Extracted text =

....

United States District Court, D. New Mexico

April 3, 2019

LINDSAY O'BRIEN QUARRIE, Plaintiff,
v.
STEPHEN WELLS, et al., Defendants.

          PROPOSED FINDINGS AND RECOMMENDED DISPOSITION

          GREGORY B. WORMUTH UNITED STATES MAGISTRATE JUDGE.

         THIS MATTER is before the Court on Plaintiff's Motion for Leave to Amend Second Amended Complaint. Doc. 94. Having reviewed both the Motion and attendant briefing (docs. 99, 100), I find that the motion to amend is untimely, presents improper theories seriatim, and that the proposed amendments would be futile. I therefore RECOMMEND that the Court DENY Plaintiff's Motion.

         I. Background

         Plaintiff filed the instant Motion for Leave to Amend Second Amended Complaint on March 1, 2019. Doc. 94. However, as evidenced by the Motion's title, this is not the first time Plaintiff has moved to amend his complaint. Plaintiff first amended his complaint on April 6, 2017. Doc. 15. He then sought leave to amend his complaint once again (doc. 57), which the Court granted (doc. 74). Accordingly, Plaintiff filed his Second Amended Complaint on February 14, 2018. Doc. 75.

         With the Second Amended Complaint operative, both the NMT Defendants (Defendants Board of Regents of the New Mexico Institute of Mining and Technology, Lorie Liebrock, Daniel Lopez, Warren Ostergren, Kevin Wedeward, and Stephen Wells) and Saucedo Defendants (SaucedoChavez, P.C. and Christopher Saucedo), respectively, filed motions to dismiss. Docs. 76, 78. NMT Defendants' motion was granted in part, and Saucedo Defendants' motion was granted in full, in the Court's Memorandum Opinion and Order adopting the Magistrate Judge's PFRD. See doc. 90.

         Following the Court's ruling, Plaintiff's only remaining claims were Count III (Title VI racial discrimination) and part of Count V (request for injunctive relief against discrimination) of the Second Amended Complaint. See docs. 88, 90. Following the dismissal of most of his claims, Plaintiff seeks leave to amend his complaint yet again. According to Plaintiff, the proposed Third Amended Complaint (“TAC”) includes the following changes:

(1) Count III of the Second Amended Complaint has been “strengthened, ” and the surviving portion of Count V has been “split into two independent counts and reordered for the purpose of clarification.”[1]
(2) Four new counts (Counts VII, VIII, IX, and X) have been added.

....

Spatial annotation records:
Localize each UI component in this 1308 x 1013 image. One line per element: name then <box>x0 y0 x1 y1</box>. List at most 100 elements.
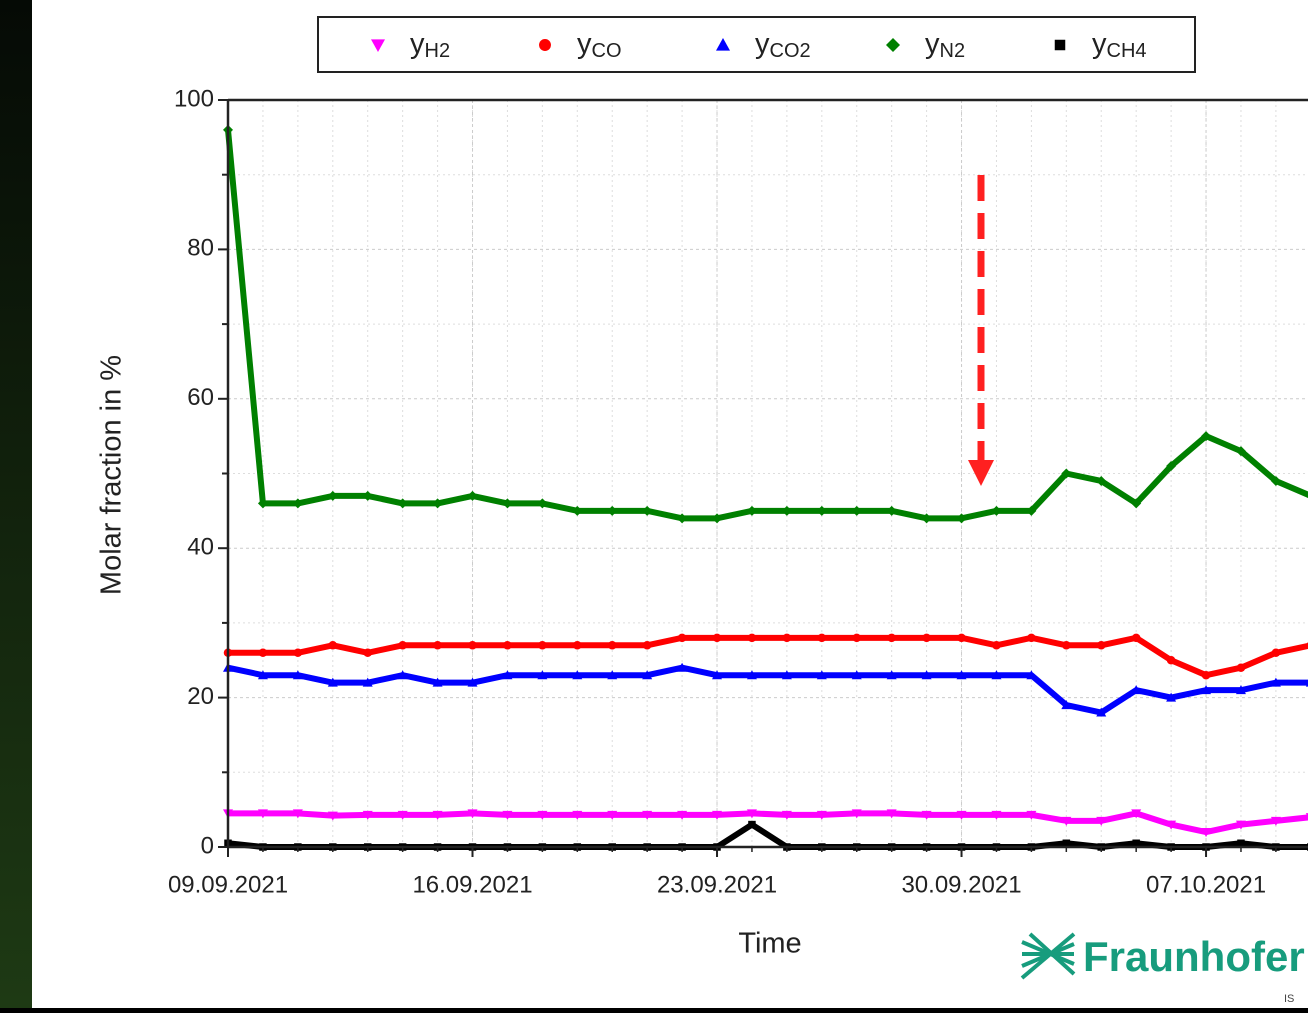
data-point <box>362 490 373 501</box>
data-point <box>781 810 792 820</box>
data-point <box>922 633 931 643</box>
data-point <box>957 633 966 643</box>
x-tick-label: 23.09.2021 <box>657 871 777 898</box>
data-point <box>327 677 338 687</box>
data-point <box>1201 685 1212 695</box>
data-point <box>1305 813 1308 818</box>
data-point <box>921 513 932 524</box>
data-point <box>956 513 967 524</box>
legend-label: yH2 <box>410 28 450 63</box>
data-point <box>1131 809 1142 819</box>
x-axis-title: Time <box>738 928 801 960</box>
data-point <box>992 641 1001 650</box>
data-point <box>1027 633 1036 643</box>
data-point <box>1166 692 1177 702</box>
x-tick-label: 07.10.2021 <box>1146 871 1266 898</box>
data-point <box>1062 641 1071 650</box>
arrow-annotation <box>968 175 994 486</box>
data-point <box>293 648 303 658</box>
data-point <box>1096 707 1107 717</box>
legend-box <box>317 16 1196 73</box>
data-point <box>921 810 932 820</box>
data-point <box>781 670 792 680</box>
legend-marker <box>716 38 730 51</box>
data-point <box>642 641 652 650</box>
logo-text: Fraunhofer <box>1083 933 1305 980</box>
data-point <box>956 670 967 680</box>
data-point <box>747 633 757 643</box>
data-point <box>886 670 897 680</box>
data-point <box>781 505 792 516</box>
data-point <box>537 810 548 820</box>
x-tick-label: 30.09.2021 <box>901 871 1021 898</box>
x-tick-label: 16.09.2021 <box>412 871 532 898</box>
data-point <box>1061 816 1072 826</box>
data-point <box>746 505 757 516</box>
data-point <box>537 498 548 509</box>
data-point <box>816 670 827 680</box>
legend-label: yCO <box>577 28 622 63</box>
data-point <box>607 810 618 820</box>
data-point <box>1166 461 1177 472</box>
data-point <box>677 513 688 524</box>
data-point <box>852 633 861 643</box>
data-point <box>327 490 338 501</box>
data-point <box>432 498 443 509</box>
data-point <box>677 810 688 820</box>
data-point <box>607 670 618 680</box>
data-point <box>1131 498 1142 509</box>
data-point <box>467 809 478 819</box>
y-tick-label: 40 <box>187 534 214 561</box>
data-point <box>572 505 583 516</box>
data-point <box>1062 839 1071 848</box>
data-point <box>1305 682 1308 687</box>
data-point <box>257 809 268 819</box>
logo-subtext: IS <box>1284 993 1294 1005</box>
data-point <box>1026 810 1037 820</box>
data-point <box>956 810 967 820</box>
data-point <box>573 641 582 650</box>
data-point <box>816 810 827 820</box>
data-point <box>502 810 513 820</box>
data-point <box>432 677 443 687</box>
data-point <box>921 670 932 680</box>
data-point <box>397 810 408 820</box>
legend-label: yCH4 <box>1092 28 1147 63</box>
data-point <box>782 633 792 643</box>
legend-label: yCO2 <box>755 28 811 63</box>
data-point <box>327 811 338 821</box>
y-tick-label: 80 <box>187 235 214 262</box>
legend-label: yN2 <box>925 28 965 63</box>
y-tick-label: 100 <box>174 85 214 112</box>
data-point <box>712 810 723 820</box>
data-point <box>398 641 407 650</box>
legend-marker <box>886 38 900 52</box>
data-point <box>1235 685 1246 695</box>
data-point <box>1235 446 1246 457</box>
data-point <box>537 670 548 680</box>
series-trace <box>227 664 1308 716</box>
data-point <box>1131 633 1141 643</box>
data-point <box>991 505 1002 516</box>
data-point <box>746 809 757 819</box>
data-point <box>851 505 862 516</box>
data-point <box>851 809 862 819</box>
data-point <box>502 498 513 509</box>
side-strip <box>0 0 32 1008</box>
data-point <box>1201 828 1212 838</box>
data-point <box>991 670 1002 680</box>
data-point <box>1061 700 1072 710</box>
data-point <box>1270 475 1281 486</box>
data-point <box>607 505 618 516</box>
series-trace <box>228 634 1308 679</box>
y-tick-label: 0 <box>201 832 214 859</box>
data-point <box>746 670 757 680</box>
data-point <box>1097 641 1106 650</box>
data-point <box>362 677 373 687</box>
data-point <box>292 670 303 680</box>
data-point <box>257 498 268 509</box>
data-point <box>677 633 687 643</box>
data-point <box>502 670 513 680</box>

....

What to work on =
1. Answer these questions from the court filing above the rows:
(a) On what date did Plaintiff file his Second Amended Complaint?
(b) Which claims were Plaintiff's only remaining ones after the Court's ruling?
(c) Which new counts does the proposed Third Amended Complaint add?
2. Please transcribe the passage of the court filing above the rows, starting with "I. Background" and going on through "2018. Doc. 75.".

Solutions to the tasks =
1.
(a) February 14, 2018.
(b) Count III (Title VI racial discrimination) and part of Count V (request for injunctive relief against discrimination) of the Second Amended Complaint.
(c) Four new counts: Counts VII, VIII, IX, and X.

2.
I. Background

         Plaintiff filed the instant Motion for Leave to Amend Second Amended Complaint on March 1, 2019. Doc. 94. However, as evidenced by the Motion's title, this is not the first time Plaintiff has moved to amend his complaint. Plaintiff first amended his complaint on April 6, 2017. Doc. 15. He then sought leave to amend his complaint once again (doc. 57), which the Court granted (doc. 74). Accordingly, Plaintiff filed his Second Amended Complaint on February 14, 2018. Doc. 75.